### Excerpt provided
---------------

# Classification of the /r/ADHD and /r/Anxiety SubReddits

### Importing the subreddits through the PushShift API

In [16]:
import requests, time, csv, json, re
import pandas as pd

In [17]:
url = 'https://api.pushshift.io/reddit/search/submission'

In [18]:
params = {'subreddit':'adhd,anxiety',
          'size':2000,
         }

In [19]:
response = requests.get(url, params=params)

In [20]:
response.status_code

200

In [22]:
response.json()['data'][0]

{'author': 'PupperinoSuprimo',
 'author_flair_css_class': None,
 'author_flair_richtext': [],
 'author_flair_text': None,
 'author_flair_type': 'text',
 'author_fullname': 't2_2qy0fny9',
 'author_patreon_flair': False,
 'can_mod_post': False,
 'contest_mode': False,
 'created_utc': 1554338785,
 'domain': 'self.Anxiety',
 'full_link': 'https://www.reddit.com/r/Anxiety/comments/b964c6/if_youll_never_really_know_let_that_damn_thought/',
 'gildings': {'gid_1': 0, 'gid_2': 0, 'gid_3': 0},
 'id': 'b964c6',
 'is_crosspostable': True,
 'is_meta': False,
 'is_original_content': False,
 'is_reddit_media_domain': False,
 'is_robot_indexable': True,
 'is_self': True,
 'is_video': False,
 'link_flair_background_color': '',
 'link_flair_richtext': [],
 'link_flair_text_color': 'dark',
 'link_flair_type': 'text',
 'locked': False,
 'media_only': False,
 'no_follow': True,
 'num_comments': 0,
 'num_crossposts': 0,
 'over_18': False,
 'parent_whitelist_status': 'house_only',
 'permalink': '/r/Anxiety/c

Creating a list of the data I want to save

In [23]:
col_list = ['author',
            'subreddit',
            'title',
            'selftext',
            'created_utc',
            'retrieved_on',
            'url',
            'pinned',
            'media_only'
            ]

Defining a function here that will automatically save the data with a unique filename, in case I download again in the future and don't want to overwrite my existing data.

In [24]:
def filename_format_log(file_path, 
                        logfile = './assets/file_log.txt', 
                        now = round(time.time()), 
                        file_description = None): 
   
    try:
        ext = re.search('(?<!^)(?<!\.)\.(?!\.)', file_path).start() 
    except:
        raise NameError('Please enter a relative path with a file extension.') 
    
    stamp = re.search('(?<!^)(?<!\.)[a-z]+_[a-z]+(?=\.)', file_path).start()
    formatted_name = f'{file_path[:stamp]}{now}_{file_path[stamp:]}'  
    if not file_description:
        file_description = f'Pull: {time.asctime(time.gmtime(now))}'
    with open(logfile, 'a+') as f:
        f.write(f'{formatted_name}: {file_description}\n')
    return formatted_name, now, file_description

Defining a custom function to run my subreddit queries, show the status and progress as it happens, and automatically write the data into a corresponding .json file using my previously defined custom function from above.

---------------

### Collected material
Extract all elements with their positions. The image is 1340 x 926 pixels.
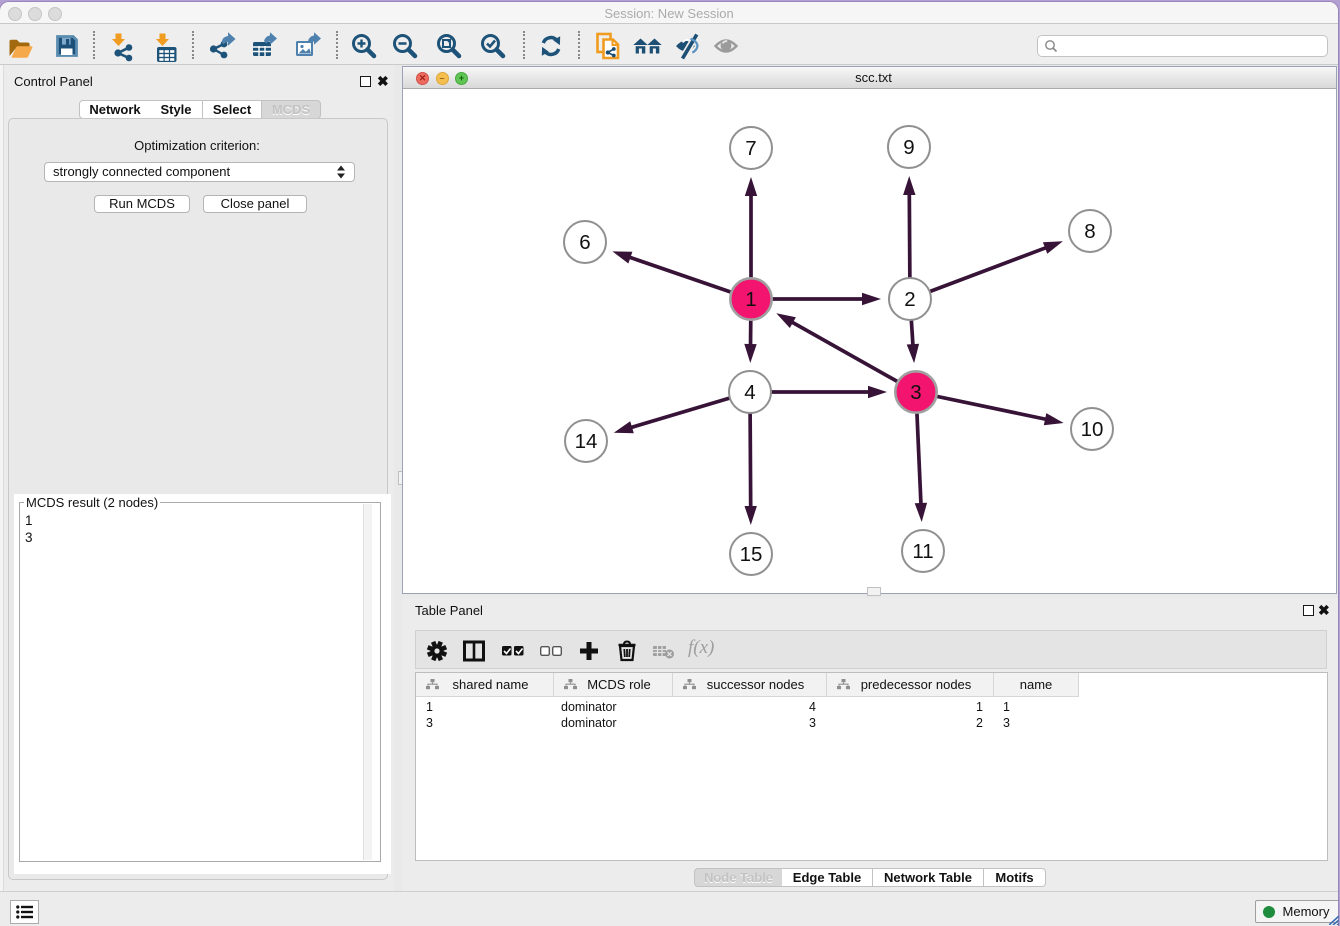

---------------

### Given request
In the notebook on classifying the ADHD and Anxiety subreddits, what value is given for 'size' in the request parameters?

### Complete output
2000